* _Your task_
Exact reproduction of the data is required, with images excluded.

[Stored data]

● ● ● ● ● ● ●

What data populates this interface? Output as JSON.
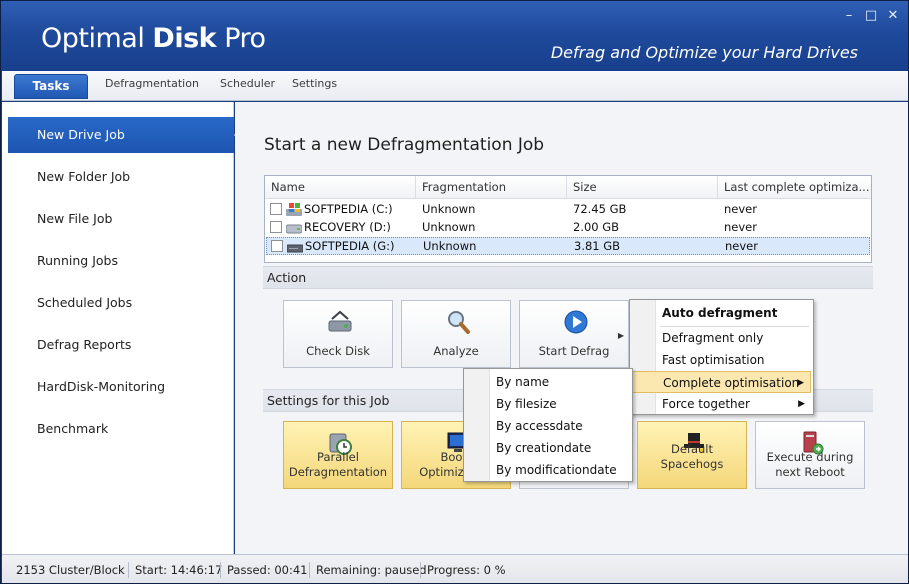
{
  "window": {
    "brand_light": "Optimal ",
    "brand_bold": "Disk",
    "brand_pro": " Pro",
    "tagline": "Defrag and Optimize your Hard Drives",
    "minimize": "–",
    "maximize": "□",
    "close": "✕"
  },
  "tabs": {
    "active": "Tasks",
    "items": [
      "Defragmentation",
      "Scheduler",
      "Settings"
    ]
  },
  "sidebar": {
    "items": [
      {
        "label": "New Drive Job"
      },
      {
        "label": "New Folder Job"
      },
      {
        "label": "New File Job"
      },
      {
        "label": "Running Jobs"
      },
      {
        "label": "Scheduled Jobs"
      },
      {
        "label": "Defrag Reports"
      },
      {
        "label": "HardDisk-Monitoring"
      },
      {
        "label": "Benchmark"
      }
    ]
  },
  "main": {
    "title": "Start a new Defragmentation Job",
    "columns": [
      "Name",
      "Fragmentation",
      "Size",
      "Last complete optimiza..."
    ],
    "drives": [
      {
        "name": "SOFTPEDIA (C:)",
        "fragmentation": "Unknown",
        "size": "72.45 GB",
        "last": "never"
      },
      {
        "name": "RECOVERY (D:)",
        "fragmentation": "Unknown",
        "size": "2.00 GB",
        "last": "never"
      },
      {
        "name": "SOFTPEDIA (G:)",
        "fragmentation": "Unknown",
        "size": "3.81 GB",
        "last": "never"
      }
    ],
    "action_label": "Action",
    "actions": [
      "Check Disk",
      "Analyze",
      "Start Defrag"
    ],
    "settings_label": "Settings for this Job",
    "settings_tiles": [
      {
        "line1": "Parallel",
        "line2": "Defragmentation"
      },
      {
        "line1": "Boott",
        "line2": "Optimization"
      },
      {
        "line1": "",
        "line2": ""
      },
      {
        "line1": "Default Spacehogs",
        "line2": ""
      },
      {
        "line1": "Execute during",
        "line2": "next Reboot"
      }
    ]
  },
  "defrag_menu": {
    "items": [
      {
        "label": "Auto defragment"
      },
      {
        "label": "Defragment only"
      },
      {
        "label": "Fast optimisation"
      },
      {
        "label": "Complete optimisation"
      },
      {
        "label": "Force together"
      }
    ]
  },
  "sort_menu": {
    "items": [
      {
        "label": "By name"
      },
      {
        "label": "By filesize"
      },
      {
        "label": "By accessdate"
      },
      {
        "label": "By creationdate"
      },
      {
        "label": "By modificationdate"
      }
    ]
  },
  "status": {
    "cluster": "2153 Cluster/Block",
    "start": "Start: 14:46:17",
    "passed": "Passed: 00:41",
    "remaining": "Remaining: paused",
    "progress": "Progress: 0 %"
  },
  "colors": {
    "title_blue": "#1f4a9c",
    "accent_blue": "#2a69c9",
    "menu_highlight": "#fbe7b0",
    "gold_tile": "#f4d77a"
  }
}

● ● ● ● ● ● ●

* _Solved problem_
What data populates this interface? Output as JSON.
{
  "window": {
    "brand_light": "Optimal ",
    "brand_bold": "Disk",
    "brand_pro": " Pro",
    "tagline": "Defrag and Optimize your Hard Drives",
    "minimize": "–",
    "maximize": "□",
    "close": "✕"
  },
  "tabs": {
    "active": "Tasks",
    "items": [
      "Defragmentation",
      "Scheduler",
      "Settings"
    ]
  },
  "sidebar": {
    "items": [
      {
        "label": "New Drive Job"
      },
      {
        "label": "New Folder Job"
      },
      {
        "label": "New File Job"
      },
      {
        "label": "Running Jobs"
      },
      {
        "label": "Scheduled Jobs"
      },
      {
        "label": "Defrag Reports"
      },
      {
        "label": "HardDisk-Monitoring"
      },
      {
        "label": "Benchmark"
      }
    ]
  },
  "main": {
    "title": "Start a new Defragmentation Job",
    "columns": [
      "Name",
      "Fragmentation",
      "Size",
      "Last complete optimiza..."
    ],
    "drives": [
      {
        "name": "SOFTPEDIA (C:)",
        "fragmentation": "Unknown",
        "size": "72.45 GB",
        "last": "never"
      },
      {
        "name": "RECOVERY (D:)",
        "fragmentation": "Unknown",
        "size": "2.00 GB",
        "last": "never"
      },
      {
        "name": "SOFTPEDIA (G:)",
        "fragmentation": "Unknown",
        "size": "3.81 GB",
        "last": "never"
      }
    ],
    "action_label": "Action",
    "actions": [
      "Check Disk",
      "Analyze",
      "Start Defrag"
    ],
    "settings_label": "Settings for this Job",
    "settings_tiles": [
      {
        "line1": "Parallel",
        "line2": "Defragmentation"
      },
      {
        "line1": "Boott",
        "line2": "Optimization"
      },
      {
        "line1": "",
        "line2": ""
      },
      {
        "line1": "Default Spacehogs",
        "line2": ""
      },
      {
        "line1": "Execute during",
        "line2": "next Reboot"
      }
    ]
  },
  "defrag_menu": {
    "items": [
      {
        "label": "Auto defragment"
      },
      {
        "label": "Defragment only"
      },
      {
        "label": "Fast optimisation"
      },
      {
        "label": "Complete optimisation"
      },
      {
        "label": "Force together"
      }
    ]
  },
  "sort_menu": {
    "items": [
      {
        "label": "By name"
      },
      {
        "label": "By filesize"
      },
      {
        "label": "By accessdate"
      },
      {
        "label": "By creationdate"
      },
      {
        "label": "By modificationdate"
      }
    ]
  },
  "status": {
    "cluster": "2153 Cluster/Block",
    "start": "Start: 14:46:17",
    "passed": "Passed: 00:41",
    "remaining": "Remaining: paused",
    "progress": "Progress: 0 %"
  },
  "colors": {
    "title_blue": "#1f4a9c",
    "accent_blue": "#2a69c9",
    "menu_highlight": "#fbe7b0",
    "gold_tile": "#f4d77a"
  }
}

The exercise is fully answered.